Requirement: Look through the data below and report how many lines include "Management". Only the number should be given.

>> BEGIN Given information

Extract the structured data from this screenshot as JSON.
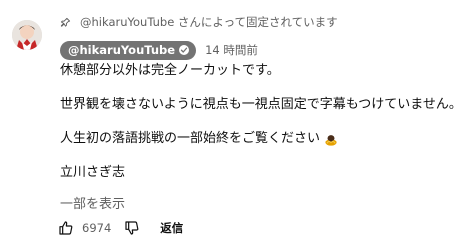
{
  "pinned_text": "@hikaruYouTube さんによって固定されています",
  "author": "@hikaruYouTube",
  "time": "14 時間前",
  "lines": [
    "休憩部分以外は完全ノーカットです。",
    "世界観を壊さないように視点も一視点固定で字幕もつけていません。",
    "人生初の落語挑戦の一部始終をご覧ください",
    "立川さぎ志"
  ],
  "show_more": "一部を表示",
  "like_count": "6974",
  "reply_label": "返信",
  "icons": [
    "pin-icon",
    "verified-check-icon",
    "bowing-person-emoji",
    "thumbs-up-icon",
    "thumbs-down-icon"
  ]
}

>> END Given information
>> BEGIN Given information

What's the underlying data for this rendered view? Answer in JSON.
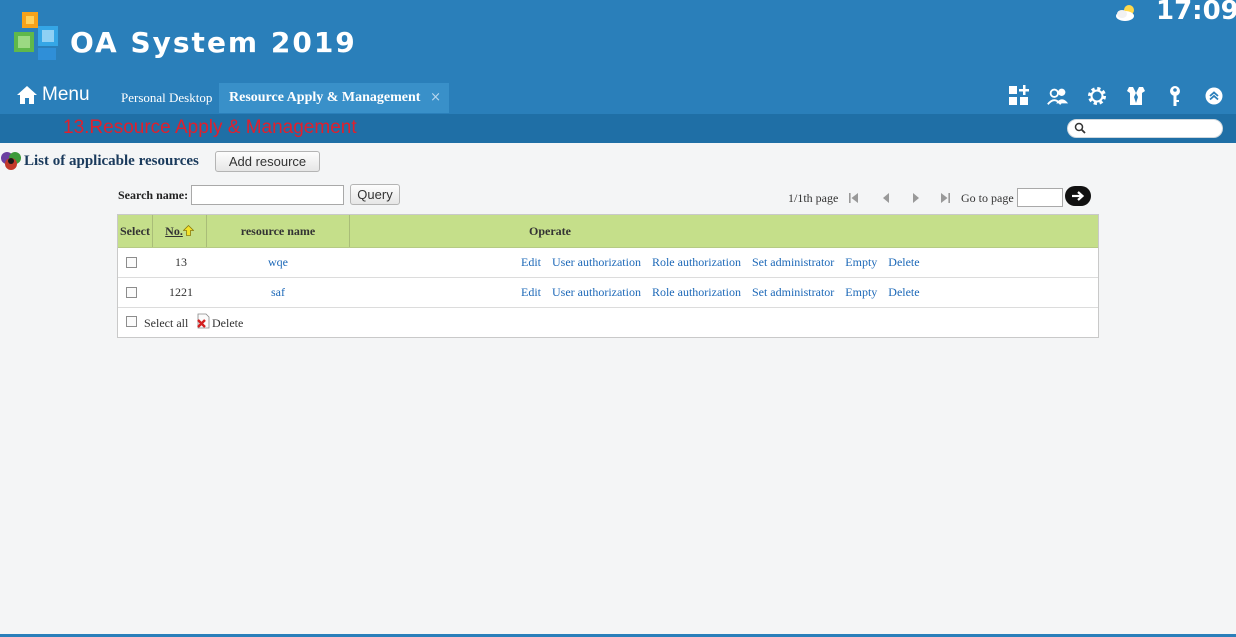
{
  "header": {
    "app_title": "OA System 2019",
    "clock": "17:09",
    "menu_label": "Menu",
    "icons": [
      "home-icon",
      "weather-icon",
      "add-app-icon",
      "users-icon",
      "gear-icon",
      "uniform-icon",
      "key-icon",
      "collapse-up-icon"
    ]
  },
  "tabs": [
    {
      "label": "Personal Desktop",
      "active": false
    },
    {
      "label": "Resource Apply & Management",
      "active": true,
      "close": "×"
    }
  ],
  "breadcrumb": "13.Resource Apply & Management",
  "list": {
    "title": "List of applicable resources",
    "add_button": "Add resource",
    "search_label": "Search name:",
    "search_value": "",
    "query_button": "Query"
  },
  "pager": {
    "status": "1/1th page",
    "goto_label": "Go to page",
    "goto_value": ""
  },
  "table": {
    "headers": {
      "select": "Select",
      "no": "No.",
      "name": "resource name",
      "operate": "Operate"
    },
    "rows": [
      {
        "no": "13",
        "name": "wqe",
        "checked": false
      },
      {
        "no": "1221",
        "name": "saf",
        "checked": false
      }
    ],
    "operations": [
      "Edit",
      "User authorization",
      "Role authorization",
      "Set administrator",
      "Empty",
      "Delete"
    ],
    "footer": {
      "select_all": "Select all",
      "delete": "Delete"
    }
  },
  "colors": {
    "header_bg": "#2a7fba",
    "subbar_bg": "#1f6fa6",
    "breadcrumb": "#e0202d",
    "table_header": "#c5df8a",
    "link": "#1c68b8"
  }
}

>> END Given information

Result of the exercise: 2